REQUIRED TASK:
Please give the data below again in full, exactly as it stands.

MATERIALS PROVIDED:
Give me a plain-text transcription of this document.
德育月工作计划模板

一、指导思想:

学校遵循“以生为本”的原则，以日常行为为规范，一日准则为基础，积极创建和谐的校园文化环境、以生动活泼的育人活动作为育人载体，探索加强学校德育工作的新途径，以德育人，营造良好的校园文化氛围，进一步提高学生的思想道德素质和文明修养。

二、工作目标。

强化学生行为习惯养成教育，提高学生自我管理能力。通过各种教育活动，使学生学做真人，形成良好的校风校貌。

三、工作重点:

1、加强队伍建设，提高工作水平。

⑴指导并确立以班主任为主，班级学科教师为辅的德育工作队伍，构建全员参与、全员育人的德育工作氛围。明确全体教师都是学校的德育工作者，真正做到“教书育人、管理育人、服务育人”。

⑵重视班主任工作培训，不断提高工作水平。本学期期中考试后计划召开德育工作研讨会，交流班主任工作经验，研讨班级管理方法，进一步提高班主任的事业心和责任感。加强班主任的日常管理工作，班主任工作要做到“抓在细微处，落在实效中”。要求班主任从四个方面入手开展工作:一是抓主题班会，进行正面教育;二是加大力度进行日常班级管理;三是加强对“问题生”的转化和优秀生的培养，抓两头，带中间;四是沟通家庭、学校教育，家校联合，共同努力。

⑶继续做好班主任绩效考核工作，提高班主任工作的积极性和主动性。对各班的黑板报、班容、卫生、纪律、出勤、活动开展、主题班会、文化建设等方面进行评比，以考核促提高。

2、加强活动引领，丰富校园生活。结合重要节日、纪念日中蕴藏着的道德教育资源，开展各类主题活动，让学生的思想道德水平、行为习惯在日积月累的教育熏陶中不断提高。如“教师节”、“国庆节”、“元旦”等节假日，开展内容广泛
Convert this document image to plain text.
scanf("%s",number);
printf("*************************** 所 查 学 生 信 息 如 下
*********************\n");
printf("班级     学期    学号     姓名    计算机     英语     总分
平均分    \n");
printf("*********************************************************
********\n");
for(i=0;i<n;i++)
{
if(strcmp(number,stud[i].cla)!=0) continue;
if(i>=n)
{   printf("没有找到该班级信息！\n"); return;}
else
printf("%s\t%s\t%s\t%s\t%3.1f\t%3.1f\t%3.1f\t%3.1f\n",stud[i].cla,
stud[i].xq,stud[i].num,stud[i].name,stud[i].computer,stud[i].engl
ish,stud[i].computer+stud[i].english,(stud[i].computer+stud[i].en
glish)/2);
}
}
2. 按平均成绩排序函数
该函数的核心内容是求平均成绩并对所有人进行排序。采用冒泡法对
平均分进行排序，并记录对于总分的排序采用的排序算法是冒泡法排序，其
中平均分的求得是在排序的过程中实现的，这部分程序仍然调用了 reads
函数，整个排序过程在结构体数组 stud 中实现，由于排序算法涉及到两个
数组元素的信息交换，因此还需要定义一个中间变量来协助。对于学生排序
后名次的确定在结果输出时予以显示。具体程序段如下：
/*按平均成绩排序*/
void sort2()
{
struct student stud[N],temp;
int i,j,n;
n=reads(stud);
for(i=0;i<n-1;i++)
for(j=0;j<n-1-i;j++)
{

PROBLEM SOLUTION:
Give me a plain-text transcription of this document.
德育月工作计划模板

一、指导思想:

学校遵循“以生为本”的原则，以日常行为为规范，一日准则为基础，积极创建和谐的校园文化环境、以生动活泼的育人活动作为育人载体，探索加强学校德育工作的新途径，以德育人，营造良好的校园文化氛围，进一步提高学生的思想道德素质和文明修养。

二、工作目标。

强化学生行为习惯养成教育，提高学生自我管理能力。通过各种教育活动，使学生学做真人，形成良好的校风校貌。

三、工作重点:

1、加强队伍建设，提高工作水平。

⑴指导并确立以班主任为主，班级学科教师为辅的德育工作队伍，构建全员参与、全员育人的德育工作氛围。明确全体教师都是学校的德育工作者，真正做到“教书育人、管理育人、服务育人”。

⑵重视班主任工作培训，不断提高工作水平。本学期期中考试后计划召开德育工作研讨会，交流班主任工作经验，研讨班级管理方法，进一步提高班主任的事业心和责任感。加强班主任的日常管理工作，班主任工作要做到“抓在细微处，落在实效中”。要求班主任从四个方面入手开展工作:一是抓主题班会，进行正面教育;二是加大力度进行日常班级管理;三是加强对“问题生”的转化和优秀生的培养，抓两头，带中间;四是沟通家庭、学校教育，家校联合，共同努力。

⑶继续做好班主任绩效考核工作，提高班主任工作的积极性和主动性。对各班的黑板报、班容、卫生、纪律、出勤、活动开展、主题班会、文化建设等方面进行评比，以考核促提高。

2、加强活动引领，丰富校园生活。结合重要节日、纪念日中蕴藏着的道德教育资源，开展各类主题活动，让学生的思想道德水平、行为习惯在日积月累的教育熏陶中不断提高。如“教师节”、“国庆节”、“元旦”等节假日，开展内容广泛
Convert this document image to plain text.
scanf("%s",number);
printf("*************************** 所 查 学 生 信 息 如 下
*********************\n");
printf("班级     学期    学号     姓名    计算机     英语     总分
平均分    \n");
printf("*********************************************************
********\n");
for(i=0;i<n;i++)
{
if(strcmp(number,stud[i].cla)!=0) continue;
if(i>=n)
{   printf("没有找到该班级信息！\n"); return;}
else
printf("%s\t%s\t%s\t%s\t%3.1f\t%3.1f\t%3.1f\t%3.1f\n",stud[i].cla,
stud[i].xq,stud[i].num,stud[i].name,stud[i].computer,stud[i].engl
ish,stud[i].computer+stud[i].english,(stud[i].computer+stud[i].en
glish)/2);
}
}
2. 按平均成绩排序函数
该函数的核心内容是求平均成绩并对所有人进行排序。采用冒泡法对
平均分进行排序，并记录对于总分的排序采用的排序算法是冒泡法排序，其
中平均分的求得是在排序的过程中实现的，这部分程序仍然调用了 reads
函数，整个排序过程在结构体数组 stud 中实现，由于排序算法涉及到两个
数组元素的信息交换，因此还需要定义一个中间变量来协助。对于学生排序
后名次的确定在结果输出时予以显示。具体程序段如下：
/*按平均成绩排序*/
void sort2()
{
struct student stud[N],temp;
int i,j,n;
n=reads(stud);
for(i=0;i<n-1;i++)
for(j=0;j<n-1-i;j++)
{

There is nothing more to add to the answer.